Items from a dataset
::::

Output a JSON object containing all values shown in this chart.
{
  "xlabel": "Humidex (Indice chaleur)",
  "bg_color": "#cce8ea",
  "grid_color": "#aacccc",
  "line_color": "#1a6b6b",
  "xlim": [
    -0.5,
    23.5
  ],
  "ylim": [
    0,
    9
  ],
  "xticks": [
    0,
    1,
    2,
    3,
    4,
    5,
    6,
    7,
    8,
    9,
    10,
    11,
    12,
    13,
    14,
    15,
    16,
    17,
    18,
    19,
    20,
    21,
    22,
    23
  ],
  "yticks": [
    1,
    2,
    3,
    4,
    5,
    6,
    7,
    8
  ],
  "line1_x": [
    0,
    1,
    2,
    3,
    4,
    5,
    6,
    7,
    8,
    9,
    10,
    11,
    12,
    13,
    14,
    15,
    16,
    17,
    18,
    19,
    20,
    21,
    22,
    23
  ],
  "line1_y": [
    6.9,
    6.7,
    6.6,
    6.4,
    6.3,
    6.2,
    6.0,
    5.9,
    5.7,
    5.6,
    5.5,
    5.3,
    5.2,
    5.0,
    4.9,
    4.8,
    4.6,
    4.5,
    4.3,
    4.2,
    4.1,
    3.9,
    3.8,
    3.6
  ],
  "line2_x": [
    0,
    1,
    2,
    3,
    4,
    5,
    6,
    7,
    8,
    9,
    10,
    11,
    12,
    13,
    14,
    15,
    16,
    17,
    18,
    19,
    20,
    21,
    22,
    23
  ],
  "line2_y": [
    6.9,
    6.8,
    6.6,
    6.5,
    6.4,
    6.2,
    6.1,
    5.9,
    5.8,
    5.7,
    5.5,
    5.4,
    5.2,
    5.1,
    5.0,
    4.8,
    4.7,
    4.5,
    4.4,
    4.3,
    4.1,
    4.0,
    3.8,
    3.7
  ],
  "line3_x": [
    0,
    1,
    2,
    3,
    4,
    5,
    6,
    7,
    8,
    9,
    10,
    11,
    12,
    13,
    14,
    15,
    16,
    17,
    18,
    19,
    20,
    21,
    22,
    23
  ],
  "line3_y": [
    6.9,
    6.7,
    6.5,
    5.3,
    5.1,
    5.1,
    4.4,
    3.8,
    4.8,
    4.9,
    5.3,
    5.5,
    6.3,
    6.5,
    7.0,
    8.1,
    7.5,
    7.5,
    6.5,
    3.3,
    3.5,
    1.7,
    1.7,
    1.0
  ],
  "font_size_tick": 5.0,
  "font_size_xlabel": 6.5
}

::::

§ BRIEF:
Repeat the data above exactly.

§ OUTPUT OF THE EXERCISE:
Output a JSON object containing all values shown in this chart.
{
  "xlabel": "Humidex (Indice chaleur)",
  "bg_color": "#cce8ea",
  "grid_color": "#aacccc",
  "line_color": "#1a6b6b",
  "xlim": [
    -0.5,
    23.5
  ],
  "ylim": [
    0,
    9
  ],
  "xticks": [
    0,
    1,
    2,
    3,
    4,
    5,
    6,
    7,
    8,
    9,
    10,
    11,
    12,
    13,
    14,
    15,
    16,
    17,
    18,
    19,
    20,
    21,
    22,
    23
  ],
  "yticks": [
    1,
    2,
    3,
    4,
    5,
    6,
    7,
    8
  ],
  "line1_x": [
    0,
    1,
    2,
    3,
    4,
    5,
    6,
    7,
    8,
    9,
    10,
    11,
    12,
    13,
    14,
    15,
    16,
    17,
    18,
    19,
    20,
    21,
    22,
    23
  ],
  "line1_y": [
    6.9,
    6.7,
    6.6,
    6.4,
    6.3,
    6.2,
    6.0,
    5.9,
    5.7,
    5.6,
    5.5,
    5.3,
    5.2,
    5.0,
    4.9,
    4.8,
    4.6,
    4.5,
    4.3,
    4.2,
    4.1,
    3.9,
    3.8,
    3.6
  ],
  "line2_x": [
    0,
    1,
    2,
    3,
    4,
    5,
    6,
    7,
    8,
    9,
    10,
    11,
    12,
    13,
    14,
    15,
    16,
    17,
    18,
    19,
    20,
    21,
    22,
    23
  ],
  "line2_y": [
    6.9,
    6.8,
    6.6,
    6.5,
    6.4,
    6.2,
    6.1,
    5.9,
    5.8,
    5.7,
    5.5,
    5.4,
    5.2,
    5.1,
    5.0,
    4.8,
    4.7,
    4.5,
    4.4,
    4.3,
    4.1,
    4.0,
    3.8,
    3.7
  ],
  "line3_x": [
    0,
    1,
    2,
    3,
    4,
    5,
    6,
    7,
    8,
    9,
    10,
    11,
    12,
    13,
    14,
    15,
    16,
    17,
    18,
    19,
    20,
    21,
    22,
    23
  ],
  "line3_y": [
    6.9,
    6.7,
    6.5,
    5.3,
    5.1,
    5.1,
    4.4,
    3.8,
    4.8,
    4.9,
    5.3,
    5.5,
    6.3,
    6.5,
    7.0,
    8.1,
    7.5,
    7.5,
    6.5,
    3.3,
    3.5,
    1.7,
    1.7,
    1.0
  ],
  "font_size_tick": 5.0,
  "font_size_xlabel": 6.5
}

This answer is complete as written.